(Records from a collection)
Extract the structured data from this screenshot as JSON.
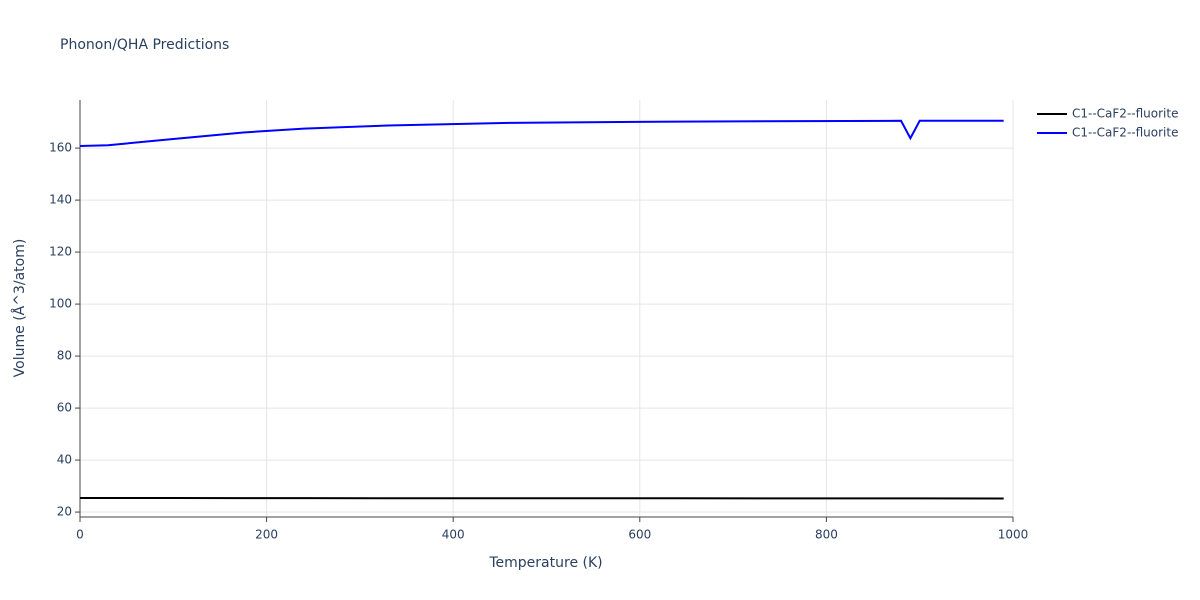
{
  "chart_data": {
    "type": "line",
    "title": "Phonon/QHA Predictions",
    "x_label": "Temperature (K)",
    "y_label": "Volume (Å^3/atom)",
    "x": [
      0,
      30,
      100,
      175,
      240,
      330,
      460,
      640,
      880,
      890,
      900,
      990
    ],
    "series": [
      {
        "name": "C1--CaF2--fluorite",
        "color": "#000000",
        "values": [
          25.4,
          25.4,
          25.4,
          25.35,
          25.35,
          25.3,
          25.3,
          25.3,
          25.25,
          25.25,
          25.25,
          25.2
        ]
      },
      {
        "name": "C1--CaF2--fluorite",
        "color": "#0000ff",
        "values": [
          160.8,
          161.1,
          163.5,
          166,
          167.5,
          168.7,
          169.7,
          170.2,
          170.5,
          163.8,
          170.5,
          170.5
        ]
      }
    ],
    "xlim": [
      0,
      1000
    ],
    "xticks": [
      0,
      200,
      400,
      600,
      800,
      1000
    ],
    "ylim": [
      18.1,
      178.5
    ],
    "yticks": [
      20,
      40,
      60,
      80,
      100,
      120,
      140,
      160
    ],
    "grid": true,
    "legend": "right"
  }
}
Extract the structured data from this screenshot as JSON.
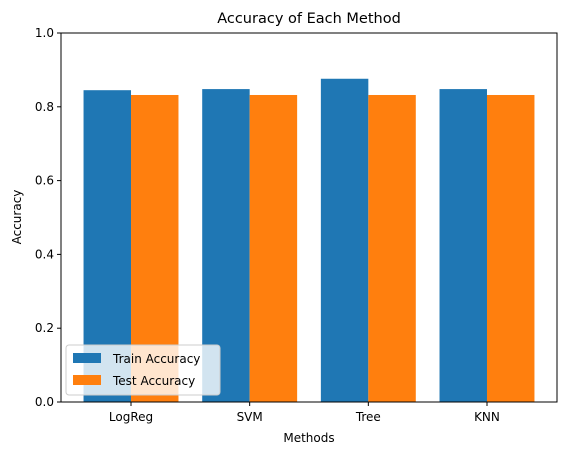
{
  "chart_data": {
    "type": "bar",
    "title": "Accuracy of Each Method",
    "xlabel": "Methods",
    "ylabel": "Accuracy",
    "categories": [
      "LogReg",
      "SVM",
      "Tree",
      "KNN"
    ],
    "series": [
      {
        "name": "Train Accuracy",
        "color": "#1f77b4",
        "values": [
          0.845,
          0.848,
          0.876,
          0.848
        ]
      },
      {
        "name": "Test Accuracy",
        "color": "#ff7f0e",
        "values": [
          0.832,
          0.832,
          0.832,
          0.832
        ]
      }
    ],
    "ylim": [
      0,
      1.0
    ],
    "yticks": [
      "0.0",
      "0.2",
      "0.4",
      "0.6",
      "0.8",
      "1.0"
    ],
    "grid": false,
    "legend_position": "lower-left"
  }
}
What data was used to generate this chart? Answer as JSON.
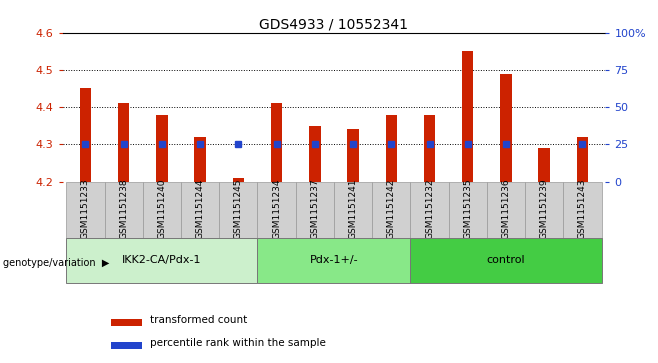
{
  "title": "GDS4933 / 10552341",
  "samples": [
    "GSM1151233",
    "GSM1151238",
    "GSM1151240",
    "GSM1151244",
    "GSM1151245",
    "GSM1151234",
    "GSM1151237",
    "GSM1151241",
    "GSM1151242",
    "GSM1151232",
    "GSM1151235",
    "GSM1151236",
    "GSM1151239",
    "GSM1151243"
  ],
  "red_values": [
    4.45,
    4.41,
    4.38,
    4.32,
    4.21,
    4.41,
    4.35,
    4.34,
    4.38,
    4.38,
    4.55,
    4.49,
    4.29,
    4.32
  ],
  "blue_pct": [
    25,
    25,
    25,
    25,
    25,
    25,
    25,
    25,
    25,
    25,
    25,
    25,
    null,
    25
  ],
  "groups": [
    {
      "label": "IKK2-CA/Pdx-1",
      "start": 0,
      "end": 5,
      "color": "#ccf0cc"
    },
    {
      "label": "Pdx-1+/-",
      "start": 5,
      "end": 9,
      "color": "#88e888"
    },
    {
      "label": "control",
      "start": 9,
      "end": 14,
      "color": "#44cc44"
    }
  ],
  "ylim_left": [
    4.2,
    4.6
  ],
  "ylim_right": [
    0,
    100
  ],
  "yticks_left": [
    4.2,
    4.3,
    4.4,
    4.5,
    4.6
  ],
  "yticks_right": [
    0,
    25,
    50,
    75,
    100
  ],
  "ytick_labels_right": [
    "0",
    "25",
    "50",
    "75",
    "100%"
  ],
  "bar_color": "#cc2200",
  "dot_color": "#2244cc",
  "bar_bottom": 4.2,
  "legend_items": [
    {
      "color": "#cc2200",
      "label": "transformed count"
    },
    {
      "color": "#2244cc",
      "label": "percentile rank within the sample"
    }
  ],
  "bg_plot": "#ffffff",
  "cell_bg": "#d0d0d0",
  "cell_edge": "#999999",
  "grid_color": "#000000",
  "title_color": "#000000",
  "left_tick_color": "#cc2200",
  "right_tick_color": "#2244cc",
  "bar_width": 0.3,
  "dot_size": 5
}
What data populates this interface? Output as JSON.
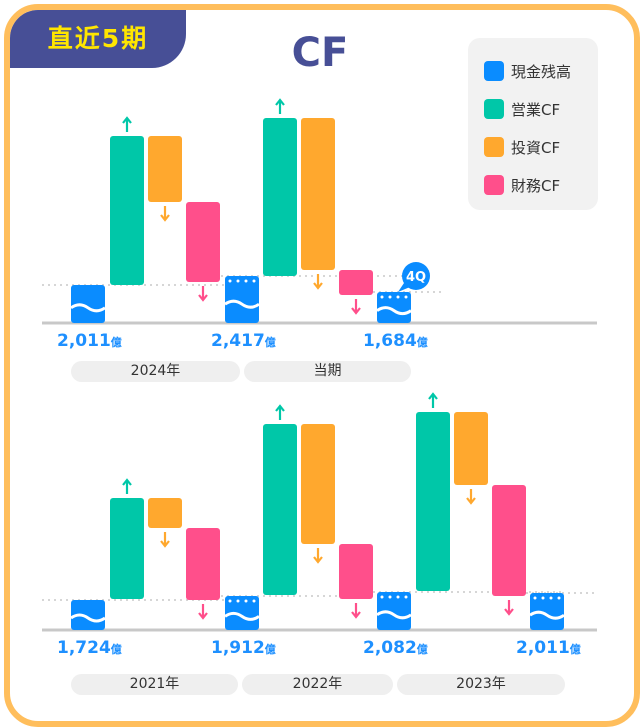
{
  "badge": "直近5期",
  "title": "CF",
  "legend": [
    {
      "label": "現金残高",
      "color": "#0a8cff"
    },
    {
      "label": "営業CF",
      "color": "#00c7a8"
    },
    {
      "label": "投資CF",
      "color": "#ffa82e"
    },
    {
      "label": "財務CF",
      "color": "#ff4f8b"
    }
  ],
  "unit": "億",
  "quarter_badge": "4Q",
  "chart_data": [
    {
      "type": "waterfall",
      "periods": [
        "2024年",
        "当期"
      ],
      "cash_balances": [
        "2,011",
        "2,417",
        "1,684"
      ],
      "cf_direction": {
        "operating": "up",
        "investing": "down",
        "financing": "down"
      }
    },
    {
      "type": "waterfall",
      "periods": [
        "2021年",
        "2022年",
        "2023年"
      ],
      "cash_balances": [
        "1,724",
        "1,912",
        "2,082",
        "2,011"
      ],
      "cf_direction": {
        "operating": "up",
        "investing": "down",
        "financing": "down"
      }
    }
  ]
}
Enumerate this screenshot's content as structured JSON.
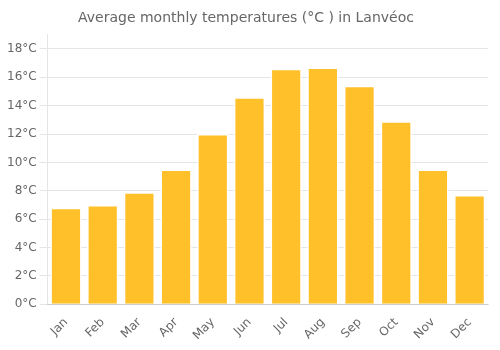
{
  "chart_data": {
    "type": "bar",
    "title": "Average monthly temperatures (°C ) in Lanvéoc",
    "categories": [
      "Jan",
      "Feb",
      "Mar",
      "Apr",
      "May",
      "Jun",
      "Jul",
      "Aug",
      "Sep",
      "Oct",
      "Nov",
      "Dec"
    ],
    "values": [
      6.8,
      7.0,
      7.9,
      9.5,
      12.0,
      14.6,
      16.6,
      16.7,
      15.4,
      12.9,
      9.5,
      7.7
    ],
    "color": "#FFC02A",
    "ylim": [
      0,
      19
    ],
    "yticks": [
      {
        "value": 0,
        "label": "0°C"
      },
      {
        "value": 2,
        "label": "2°C"
      },
      {
        "value": 4,
        "label": "4°C"
      },
      {
        "value": 6,
        "label": "6°C"
      },
      {
        "value": 8,
        "label": "8°C"
      },
      {
        "value": 10,
        "label": "10°C"
      },
      {
        "value": 12,
        "label": "12°C"
      },
      {
        "value": 14,
        "label": "14°C"
      },
      {
        "value": 16,
        "label": "16°C"
      },
      {
        "value": 18,
        "label": "18°C"
      }
    ],
    "grid": true
  }
}
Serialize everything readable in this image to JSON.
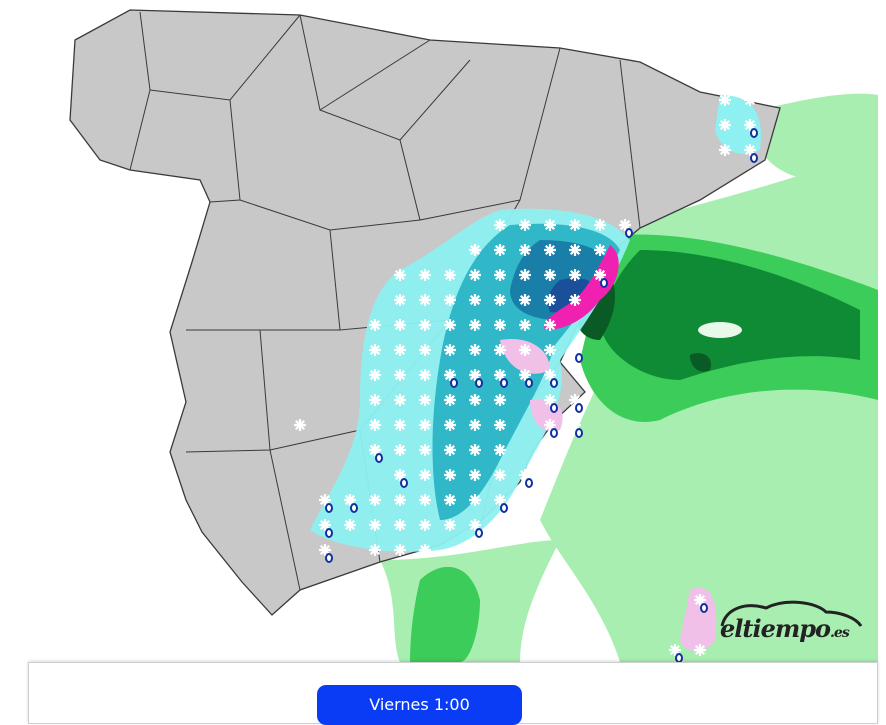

STATED PROBLEM: Extract every line of the data exactly; pictures stay out.

COMPLETE ANSWER:
Extract the structured data from this screenshot as JSON.
{
  "chart_data": {
    "type": "line",
    "title": "Phonon/QHA Predictions",
    "x_label": "Temperature (K)",
    "y_label": "Volume (Å^3/atom)",
    "x": [
      0,
      30,
      100,
      175,
      240,
      330,
      460,
      640,
      880,
      890,
      900,
      990
    ],
    "series": [
      {
        "name": "C1--CaF2--fluorite",
        "color": "#000000",
        "values": [
          25.4,
          25.4,
          25.4,
          25.35,
          25.35,
          25.3,
          25.3,
          25.3,
          25.25,
          25.25,
          25.25,
          25.2
        ]
      },
      {
        "name": "C1--CaF2--fluorite",
        "color": "#0000ff",
        "values": [
          160.8,
          161.1,
          163.5,
          166,
          167.5,
          168.7,
          169.7,
          170.2,
          170.5,
          163.8,
          170.5,
          170.5
        ]
      }
    ],
    "xlim": [
      0,
      1000
    ],
    "xticks": [
      0,
      200,
      400,
      600,
      800,
      1000
    ],
    "ylim": [
      18.1,
      178.5
    ],
    "yticks": [
      20,
      40,
      60,
      80,
      100,
      120,
      140,
      160
    ],
    "grid": true,
    "legend": "right"
  }
}
Extract the structured data from this screenshot as JSON.
{
  "chart_data": {
    "type": "bar",
    "title": "Accuracy of Each Method",
    "xlabel": "Methods",
    "ylabel": "Accuracy",
    "categories": [
      "LogReg",
      "SVM",
      "Tree",
      "KNN"
    ],
    "series": [
      {
        "name": "Train Accuracy",
        "color": "#1f77b4",
        "values": [
          0.845,
          0.848,
          0.876,
          0.848
        ]
      },
      {
        "name": "Test Accuracy",
        "color": "#ff7f0e",
        "values": [
          0.832,
          0.832,
          0.832,
          0.832
        ]
      }
    ],
    "ylim": [
      0,
      1.0
    ],
    "yticks": [
      "0.0",
      "0.2",
      "0.4",
      "0.6",
      "0.8",
      "1.0"
    ],
    "grid": false,
    "legend_position": "lower-left"
  }
}
What data was used to generate this chart? Answer as JSON.
{
  "title": "GDS4933 / 10552341",
  "samples": [
    "GSM1151233",
    "GSM1151238",
    "GSM1151240",
    "GSM1151244",
    "GSM1151245",
    "GSM1151234",
    "GSM1151237",
    "GSM1151241",
    "GSM1151242",
    "GSM1151232",
    "GSM1151235",
    "GSM1151236",
    "GSM1151239",
    "GSM1151243"
  ],
  "red_values": [
    4.45,
    4.41,
    4.38,
    4.32,
    4.21,
    4.41,
    4.35,
    4.34,
    4.38,
    4.38,
    4.55,
    4.49,
    4.29,
    4.32
  ],
  "blue_pct": [
    25,
    25,
    25,
    25,
    25,
    25,
    25,
    25,
    25,
    25,
    25,
    25,
    null,
    25
  ],
  "groups": [
    {
      "label": "IKK2-CA/Pdx-1",
      "start": 0,
      "end": 5,
      "color": "#ccf0cc"
    },
    {
      "label": "Pdx-1+/-",
      "start": 5,
      "end": 9,
      "color": "#88e888"
    },
    {
      "label": "control",
      "start": 9,
      "end": 14,
      "color": "#44cc44"
    }
  ],
  "ylim_left": [
    4.2,
    4.6
  ],
  "ylim_right": [
    0,
    100
  ],
  "yticks_left": [
    4.2,
    4.3,
    4.4,
    4.5,
    4.6
  ],
  "yticks_right": [
    0,
    25,
    50,
    75,
    100
  ],
  "ytick_labels_right": [
    "0",
    "25",
    "50",
    "75",
    "100%"
  ],
  "bar_color": "#cc2200",
  "dot_color": "#2244cc",
  "bar_bottom": 4.2,
  "legend_items": [
    {
      "color": "#cc2200",
      "label": "transformed count"
    },
    {
      "color": "#2244cc",
      "label": "percentile rank within the sample"
    }
  ],
  "bg_plot": "#ffffff",
  "cell_bg": "#d0d0d0",
  "cell_edge": "#999999",
  "grid_color": "#000000",
  "title_color": "#000000",
  "left_tick_color": "#cc2200",
  "right_tick_color": "#2244cc",
  "bar_width": 0.3,
  "dot_size": 5
}
What data populates this interface? Output as JSON.
{
  "badge": "直近5期",
  "title": "CF",
  "legend": [
    {
      "label": "現金残高",
      "color": "#0a8cff"
    },
    {
      "label": "営業CF",
      "color": "#00c7a8"
    },
    {
      "label": "投資CF",
      "color": "#ffa82e"
    },
    {
      "label": "財務CF",
      "color": "#ff4f8b"
    }
  ],
  "unit": "億",
  "quarter_badge": "4Q",
  "chart_data": [
    {
      "type": "waterfall",
      "periods": [
        "2024年",
        "当期"
      ],
      "cash_balances": [
        "2,011",
        "2,417",
        "1,684"
      ],
      "cf_direction": {
        "operating": "up",
        "investing": "down",
        "financing": "down"
      }
    },
    {
      "type": "waterfall",
      "periods": [
        "2021年",
        "2022年",
        "2023年"
      ],
      "cash_balances": [
        "1,724",
        "1,912",
        "2,082",
        "2,011"
      ],
      "cf_direction": {
        "operating": "up",
        "investing": "down",
        "financing": "down"
      }
    }
  ]
}
Enumerate this screenshot's content as structured JSON.
{
  "chart_data": {
    "type": "bar",
    "title": "Average monthly temperatures (°C ) in Lanvéoc",
    "categories": [
      "Jan",
      "Feb",
      "Mar",
      "Apr",
      "May",
      "Jun",
      "Jul",
      "Aug",
      "Sep",
      "Oct",
      "Nov",
      "Dec"
    ],
    "values": [
      6.8,
      7.0,
      7.9,
      9.5,
      12.0,
      14.6,
      16.6,
      16.7,
      15.4,
      12.9,
      9.5,
      7.7
    ],
    "color": "#FFC02A",
    "ylim": [
      0,
      19
    ],
    "yticks": [
      {
        "value": 0,
        "label": "0°C"
      },
      {
        "value": 2,
        "label": "2°C"
      },
      {
        "value": 4,
        "label": "4°C"
      },
      {
        "value": 6,
        "label": "6°C"
      },
      {
        "value": 8,
        "label": "8°C"
      },
      {
        "value": 10,
        "label": "10°C"
      },
      {
        "value": 12,
        "label": "12°C"
      },
      {
        "value": 14,
        "label": "14°C"
      },
      {
        "value": 16,
        "label": "16°C"
      },
      {
        "value": 18,
        "label": "18°C"
      }
    ],
    "grid": true
  }
}
Serialize everything readable in this image to JSON.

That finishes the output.